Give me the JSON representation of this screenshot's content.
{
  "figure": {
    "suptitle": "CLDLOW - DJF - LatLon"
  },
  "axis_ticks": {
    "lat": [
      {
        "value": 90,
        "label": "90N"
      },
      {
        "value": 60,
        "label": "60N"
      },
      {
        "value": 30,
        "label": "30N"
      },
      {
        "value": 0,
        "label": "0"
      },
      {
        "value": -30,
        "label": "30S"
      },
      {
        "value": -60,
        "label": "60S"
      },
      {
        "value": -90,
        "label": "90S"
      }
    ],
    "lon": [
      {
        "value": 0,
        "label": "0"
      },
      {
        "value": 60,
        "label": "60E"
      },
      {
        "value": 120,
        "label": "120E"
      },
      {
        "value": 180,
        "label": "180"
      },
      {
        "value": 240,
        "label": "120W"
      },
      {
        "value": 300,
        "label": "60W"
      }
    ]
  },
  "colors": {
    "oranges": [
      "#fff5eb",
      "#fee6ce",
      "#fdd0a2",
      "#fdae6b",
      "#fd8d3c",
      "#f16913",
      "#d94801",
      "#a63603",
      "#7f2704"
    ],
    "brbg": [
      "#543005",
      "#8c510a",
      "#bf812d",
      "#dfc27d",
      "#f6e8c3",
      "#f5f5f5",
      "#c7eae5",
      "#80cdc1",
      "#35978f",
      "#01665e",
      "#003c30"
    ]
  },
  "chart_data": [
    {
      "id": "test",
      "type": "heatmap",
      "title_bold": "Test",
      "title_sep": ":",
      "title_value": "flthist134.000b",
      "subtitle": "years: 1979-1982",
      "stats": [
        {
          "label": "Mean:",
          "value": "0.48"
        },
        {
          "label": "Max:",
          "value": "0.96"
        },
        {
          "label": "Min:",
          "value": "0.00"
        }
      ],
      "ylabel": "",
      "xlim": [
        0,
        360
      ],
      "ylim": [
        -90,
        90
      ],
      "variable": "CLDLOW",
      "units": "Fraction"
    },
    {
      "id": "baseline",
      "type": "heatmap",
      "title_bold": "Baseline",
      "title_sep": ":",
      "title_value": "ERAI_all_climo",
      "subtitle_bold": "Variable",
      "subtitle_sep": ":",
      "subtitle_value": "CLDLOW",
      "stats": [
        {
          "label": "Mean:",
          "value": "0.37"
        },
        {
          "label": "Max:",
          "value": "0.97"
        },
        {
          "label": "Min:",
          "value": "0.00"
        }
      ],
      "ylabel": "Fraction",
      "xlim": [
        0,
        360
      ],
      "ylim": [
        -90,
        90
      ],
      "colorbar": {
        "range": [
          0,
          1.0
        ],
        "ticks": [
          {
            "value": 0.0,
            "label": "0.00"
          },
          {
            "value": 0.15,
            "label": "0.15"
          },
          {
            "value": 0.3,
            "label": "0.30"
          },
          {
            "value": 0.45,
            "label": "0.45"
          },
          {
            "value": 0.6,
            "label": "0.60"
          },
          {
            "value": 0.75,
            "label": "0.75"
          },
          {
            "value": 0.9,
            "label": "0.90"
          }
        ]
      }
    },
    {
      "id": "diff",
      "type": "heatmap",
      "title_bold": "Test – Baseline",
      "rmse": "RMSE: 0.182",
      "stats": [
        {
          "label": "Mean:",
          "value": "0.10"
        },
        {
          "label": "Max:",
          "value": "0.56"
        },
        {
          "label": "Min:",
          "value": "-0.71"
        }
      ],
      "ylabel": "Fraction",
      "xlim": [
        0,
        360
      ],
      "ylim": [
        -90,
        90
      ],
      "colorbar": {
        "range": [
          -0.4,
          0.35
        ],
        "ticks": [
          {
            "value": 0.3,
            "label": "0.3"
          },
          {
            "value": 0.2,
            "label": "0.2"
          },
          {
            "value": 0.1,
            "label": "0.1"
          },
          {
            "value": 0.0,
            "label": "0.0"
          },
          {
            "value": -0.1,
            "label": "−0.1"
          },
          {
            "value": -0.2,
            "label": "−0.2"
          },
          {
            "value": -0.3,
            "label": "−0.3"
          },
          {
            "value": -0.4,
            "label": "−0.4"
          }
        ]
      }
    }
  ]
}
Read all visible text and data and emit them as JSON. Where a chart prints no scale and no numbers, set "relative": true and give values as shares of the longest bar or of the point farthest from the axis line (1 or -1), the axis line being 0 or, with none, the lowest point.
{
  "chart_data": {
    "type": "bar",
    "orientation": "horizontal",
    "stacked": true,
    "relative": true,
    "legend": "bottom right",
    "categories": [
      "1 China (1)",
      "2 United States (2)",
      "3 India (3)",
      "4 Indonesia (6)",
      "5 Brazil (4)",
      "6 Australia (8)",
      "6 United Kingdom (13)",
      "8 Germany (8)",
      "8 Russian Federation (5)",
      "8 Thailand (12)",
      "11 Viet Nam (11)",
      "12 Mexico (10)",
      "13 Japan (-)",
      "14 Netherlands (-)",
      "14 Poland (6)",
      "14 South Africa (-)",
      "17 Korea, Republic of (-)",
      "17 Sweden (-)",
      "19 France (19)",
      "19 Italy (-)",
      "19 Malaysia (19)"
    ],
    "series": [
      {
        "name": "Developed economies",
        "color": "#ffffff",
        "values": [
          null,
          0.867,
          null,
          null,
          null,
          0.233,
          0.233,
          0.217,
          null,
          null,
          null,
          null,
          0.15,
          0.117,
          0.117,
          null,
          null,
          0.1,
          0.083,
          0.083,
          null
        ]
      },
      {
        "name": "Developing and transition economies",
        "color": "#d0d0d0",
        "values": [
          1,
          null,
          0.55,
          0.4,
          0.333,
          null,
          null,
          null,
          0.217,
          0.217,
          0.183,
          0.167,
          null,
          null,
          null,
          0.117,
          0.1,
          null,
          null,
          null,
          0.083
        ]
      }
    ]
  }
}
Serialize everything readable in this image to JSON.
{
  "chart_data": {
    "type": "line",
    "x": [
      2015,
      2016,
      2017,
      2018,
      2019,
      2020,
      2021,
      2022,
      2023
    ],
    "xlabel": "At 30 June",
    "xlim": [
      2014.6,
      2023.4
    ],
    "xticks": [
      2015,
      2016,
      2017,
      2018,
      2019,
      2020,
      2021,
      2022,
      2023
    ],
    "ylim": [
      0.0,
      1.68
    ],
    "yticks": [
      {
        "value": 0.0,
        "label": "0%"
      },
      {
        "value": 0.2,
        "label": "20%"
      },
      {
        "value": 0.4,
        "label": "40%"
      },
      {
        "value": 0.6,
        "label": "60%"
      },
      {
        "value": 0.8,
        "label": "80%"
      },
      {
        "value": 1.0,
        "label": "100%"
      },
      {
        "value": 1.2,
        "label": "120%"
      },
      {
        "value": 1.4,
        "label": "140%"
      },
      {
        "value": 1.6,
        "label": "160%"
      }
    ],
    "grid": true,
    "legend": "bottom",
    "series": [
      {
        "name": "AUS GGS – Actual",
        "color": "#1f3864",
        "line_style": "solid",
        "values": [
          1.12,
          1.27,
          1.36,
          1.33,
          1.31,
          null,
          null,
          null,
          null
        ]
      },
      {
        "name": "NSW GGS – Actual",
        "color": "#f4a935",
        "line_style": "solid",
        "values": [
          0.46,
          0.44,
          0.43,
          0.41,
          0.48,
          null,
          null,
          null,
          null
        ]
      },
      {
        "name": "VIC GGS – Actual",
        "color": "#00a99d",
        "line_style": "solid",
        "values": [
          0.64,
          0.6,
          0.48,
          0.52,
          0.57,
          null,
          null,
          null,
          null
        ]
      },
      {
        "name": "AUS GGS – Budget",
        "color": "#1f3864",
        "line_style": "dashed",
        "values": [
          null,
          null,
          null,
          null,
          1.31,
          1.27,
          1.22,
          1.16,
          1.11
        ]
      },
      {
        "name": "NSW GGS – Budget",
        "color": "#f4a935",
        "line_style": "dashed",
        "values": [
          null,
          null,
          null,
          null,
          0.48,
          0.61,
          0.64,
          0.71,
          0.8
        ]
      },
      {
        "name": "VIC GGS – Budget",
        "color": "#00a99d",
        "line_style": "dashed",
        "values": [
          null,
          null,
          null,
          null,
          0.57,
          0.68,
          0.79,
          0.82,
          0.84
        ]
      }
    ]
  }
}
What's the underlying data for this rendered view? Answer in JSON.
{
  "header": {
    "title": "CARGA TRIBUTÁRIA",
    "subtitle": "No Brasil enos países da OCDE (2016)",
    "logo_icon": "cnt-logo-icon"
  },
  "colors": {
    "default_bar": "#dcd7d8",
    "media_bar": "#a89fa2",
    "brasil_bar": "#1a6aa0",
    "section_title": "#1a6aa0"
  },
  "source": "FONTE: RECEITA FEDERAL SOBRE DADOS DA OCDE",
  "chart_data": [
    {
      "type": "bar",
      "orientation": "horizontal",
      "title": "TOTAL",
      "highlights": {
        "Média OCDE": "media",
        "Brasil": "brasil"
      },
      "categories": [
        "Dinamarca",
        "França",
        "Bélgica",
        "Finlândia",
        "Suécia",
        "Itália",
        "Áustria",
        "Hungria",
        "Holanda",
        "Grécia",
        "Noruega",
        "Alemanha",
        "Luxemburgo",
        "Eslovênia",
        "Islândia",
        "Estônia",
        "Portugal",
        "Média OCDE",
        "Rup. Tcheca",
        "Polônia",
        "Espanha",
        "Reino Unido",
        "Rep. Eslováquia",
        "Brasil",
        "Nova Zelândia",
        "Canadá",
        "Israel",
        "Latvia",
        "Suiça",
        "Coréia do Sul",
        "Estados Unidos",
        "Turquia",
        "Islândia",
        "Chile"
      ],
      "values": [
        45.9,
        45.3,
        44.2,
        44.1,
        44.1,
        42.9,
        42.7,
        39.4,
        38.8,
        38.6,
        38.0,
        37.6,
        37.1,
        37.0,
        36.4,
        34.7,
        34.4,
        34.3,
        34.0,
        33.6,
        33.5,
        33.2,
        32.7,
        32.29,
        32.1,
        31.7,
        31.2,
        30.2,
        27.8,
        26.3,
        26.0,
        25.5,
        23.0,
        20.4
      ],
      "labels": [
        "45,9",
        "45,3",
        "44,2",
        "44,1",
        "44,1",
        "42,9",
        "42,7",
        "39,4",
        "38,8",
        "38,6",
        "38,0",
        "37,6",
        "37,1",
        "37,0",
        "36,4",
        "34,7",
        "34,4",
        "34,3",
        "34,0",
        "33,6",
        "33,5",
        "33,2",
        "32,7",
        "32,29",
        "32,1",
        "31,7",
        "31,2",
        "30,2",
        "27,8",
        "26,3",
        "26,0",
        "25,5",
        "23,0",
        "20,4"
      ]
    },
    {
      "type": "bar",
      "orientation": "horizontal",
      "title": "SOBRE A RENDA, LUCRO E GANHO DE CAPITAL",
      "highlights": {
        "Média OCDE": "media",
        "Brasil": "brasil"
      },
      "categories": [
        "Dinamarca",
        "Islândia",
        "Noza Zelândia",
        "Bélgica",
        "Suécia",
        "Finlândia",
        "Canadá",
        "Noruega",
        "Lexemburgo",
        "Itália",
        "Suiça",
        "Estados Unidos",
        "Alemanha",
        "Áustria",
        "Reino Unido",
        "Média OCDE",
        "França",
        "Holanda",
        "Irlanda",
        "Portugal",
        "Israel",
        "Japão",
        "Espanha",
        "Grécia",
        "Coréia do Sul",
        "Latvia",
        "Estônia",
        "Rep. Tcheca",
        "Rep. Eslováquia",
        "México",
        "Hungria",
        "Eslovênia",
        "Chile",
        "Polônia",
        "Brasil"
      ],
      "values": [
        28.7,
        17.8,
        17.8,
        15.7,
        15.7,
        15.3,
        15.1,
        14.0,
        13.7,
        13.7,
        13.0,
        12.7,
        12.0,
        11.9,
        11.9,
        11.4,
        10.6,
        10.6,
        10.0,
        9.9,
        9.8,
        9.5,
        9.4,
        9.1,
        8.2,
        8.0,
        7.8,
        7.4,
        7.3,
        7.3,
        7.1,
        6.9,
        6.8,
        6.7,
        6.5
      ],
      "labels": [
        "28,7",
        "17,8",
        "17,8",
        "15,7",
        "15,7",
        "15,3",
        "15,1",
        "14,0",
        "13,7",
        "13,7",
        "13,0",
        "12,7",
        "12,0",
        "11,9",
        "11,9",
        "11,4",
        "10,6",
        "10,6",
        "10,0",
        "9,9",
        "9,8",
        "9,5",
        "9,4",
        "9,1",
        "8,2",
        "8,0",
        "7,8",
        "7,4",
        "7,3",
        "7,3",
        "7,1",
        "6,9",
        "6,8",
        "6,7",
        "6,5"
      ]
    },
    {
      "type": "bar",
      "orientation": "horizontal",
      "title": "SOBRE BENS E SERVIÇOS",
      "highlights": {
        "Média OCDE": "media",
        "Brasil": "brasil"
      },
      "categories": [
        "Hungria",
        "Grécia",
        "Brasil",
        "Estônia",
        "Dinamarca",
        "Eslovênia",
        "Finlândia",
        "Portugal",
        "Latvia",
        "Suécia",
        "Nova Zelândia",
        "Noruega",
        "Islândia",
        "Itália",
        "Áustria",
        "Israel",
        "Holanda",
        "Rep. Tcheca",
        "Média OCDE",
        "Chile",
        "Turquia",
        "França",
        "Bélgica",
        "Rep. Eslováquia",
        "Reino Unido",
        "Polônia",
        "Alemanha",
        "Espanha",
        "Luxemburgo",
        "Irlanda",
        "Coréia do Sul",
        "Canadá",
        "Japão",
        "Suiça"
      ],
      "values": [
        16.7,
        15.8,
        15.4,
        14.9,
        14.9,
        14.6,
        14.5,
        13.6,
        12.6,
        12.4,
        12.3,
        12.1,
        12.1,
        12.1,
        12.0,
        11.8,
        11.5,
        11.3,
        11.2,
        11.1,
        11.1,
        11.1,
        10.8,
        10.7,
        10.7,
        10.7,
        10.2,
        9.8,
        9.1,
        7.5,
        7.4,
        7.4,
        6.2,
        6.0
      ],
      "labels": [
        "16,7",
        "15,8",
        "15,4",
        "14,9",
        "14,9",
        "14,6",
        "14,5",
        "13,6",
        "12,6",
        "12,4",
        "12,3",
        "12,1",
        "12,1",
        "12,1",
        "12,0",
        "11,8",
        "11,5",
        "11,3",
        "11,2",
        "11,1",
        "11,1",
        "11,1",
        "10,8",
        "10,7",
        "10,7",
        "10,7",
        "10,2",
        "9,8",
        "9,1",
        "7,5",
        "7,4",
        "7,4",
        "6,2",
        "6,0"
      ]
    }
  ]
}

**SET PROBLEM:** Look through the entries above and list every line containing "name".

**COMPLETE RESPONSE:**
        "name": "Developed economies",
        "name": "Developing and transition economies",
        "name": "AUS GGS – Actual",
        "name": "NSW GGS – Actual",
        "name": "VIC GGS – Actual",
        "name": "AUS GGS – Budget",
        "name": "NSW GGS – Budget",
        "name": "VIC GGS – Budget",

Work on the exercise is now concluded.